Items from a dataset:
........

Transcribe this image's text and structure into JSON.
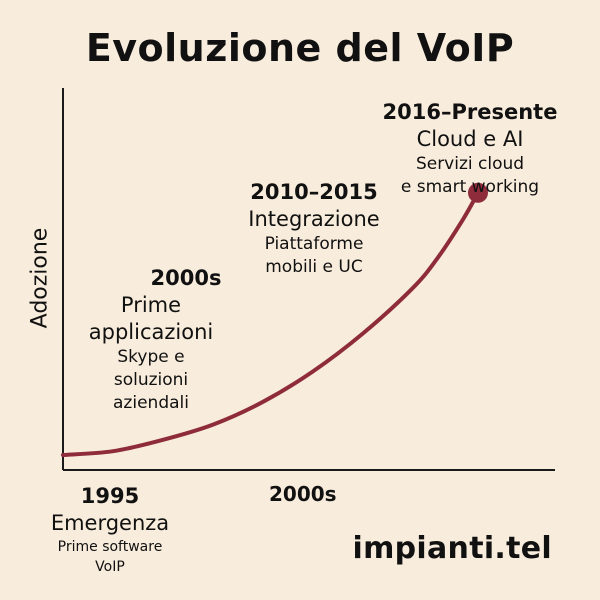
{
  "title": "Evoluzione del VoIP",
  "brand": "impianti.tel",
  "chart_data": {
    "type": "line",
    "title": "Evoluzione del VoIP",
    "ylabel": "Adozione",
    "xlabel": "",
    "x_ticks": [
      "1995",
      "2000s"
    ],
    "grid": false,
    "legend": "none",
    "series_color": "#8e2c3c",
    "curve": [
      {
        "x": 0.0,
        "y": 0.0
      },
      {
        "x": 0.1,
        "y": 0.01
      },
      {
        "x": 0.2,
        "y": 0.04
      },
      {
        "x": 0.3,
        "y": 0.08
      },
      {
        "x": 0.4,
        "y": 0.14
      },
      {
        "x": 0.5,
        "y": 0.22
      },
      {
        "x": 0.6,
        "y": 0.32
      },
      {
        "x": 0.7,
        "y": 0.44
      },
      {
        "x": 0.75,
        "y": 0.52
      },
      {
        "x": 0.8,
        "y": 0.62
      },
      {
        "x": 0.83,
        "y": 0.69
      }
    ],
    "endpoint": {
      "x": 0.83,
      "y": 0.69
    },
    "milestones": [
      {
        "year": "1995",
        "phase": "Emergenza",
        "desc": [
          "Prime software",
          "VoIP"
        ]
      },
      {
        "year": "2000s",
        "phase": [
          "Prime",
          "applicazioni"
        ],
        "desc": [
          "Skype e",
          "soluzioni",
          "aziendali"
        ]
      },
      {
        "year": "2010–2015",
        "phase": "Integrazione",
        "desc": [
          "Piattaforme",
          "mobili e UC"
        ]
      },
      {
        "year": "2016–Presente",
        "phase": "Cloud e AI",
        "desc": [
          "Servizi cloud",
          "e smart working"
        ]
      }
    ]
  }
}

........

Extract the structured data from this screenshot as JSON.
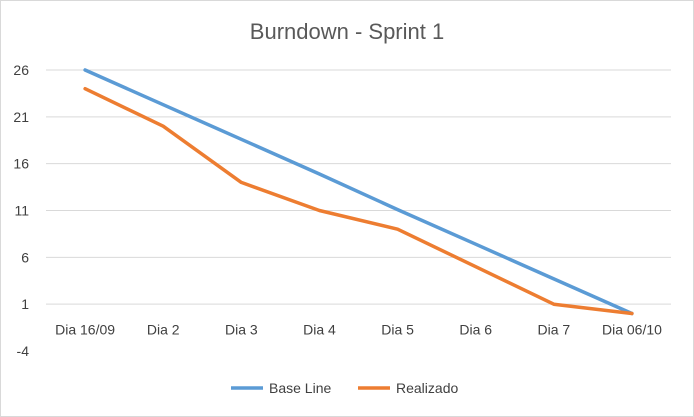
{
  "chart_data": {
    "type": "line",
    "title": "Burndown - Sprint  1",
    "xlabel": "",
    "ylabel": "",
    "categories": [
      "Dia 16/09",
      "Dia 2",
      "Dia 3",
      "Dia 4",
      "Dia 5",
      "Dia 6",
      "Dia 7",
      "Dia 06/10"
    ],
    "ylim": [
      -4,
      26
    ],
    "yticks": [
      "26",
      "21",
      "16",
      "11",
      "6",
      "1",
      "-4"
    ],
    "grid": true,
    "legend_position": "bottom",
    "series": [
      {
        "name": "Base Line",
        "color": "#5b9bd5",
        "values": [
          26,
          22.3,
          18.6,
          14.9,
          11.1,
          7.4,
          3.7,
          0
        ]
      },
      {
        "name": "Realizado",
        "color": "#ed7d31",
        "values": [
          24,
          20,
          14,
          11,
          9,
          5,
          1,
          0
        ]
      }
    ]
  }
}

........

What to produce. Make a copy of each line that contains the string "title".

Answer in full.
  "title": "Evoluzione del VoIP",
    "title": "Evoluzione del VoIP",
    "title": "Burndown - Sprint  1",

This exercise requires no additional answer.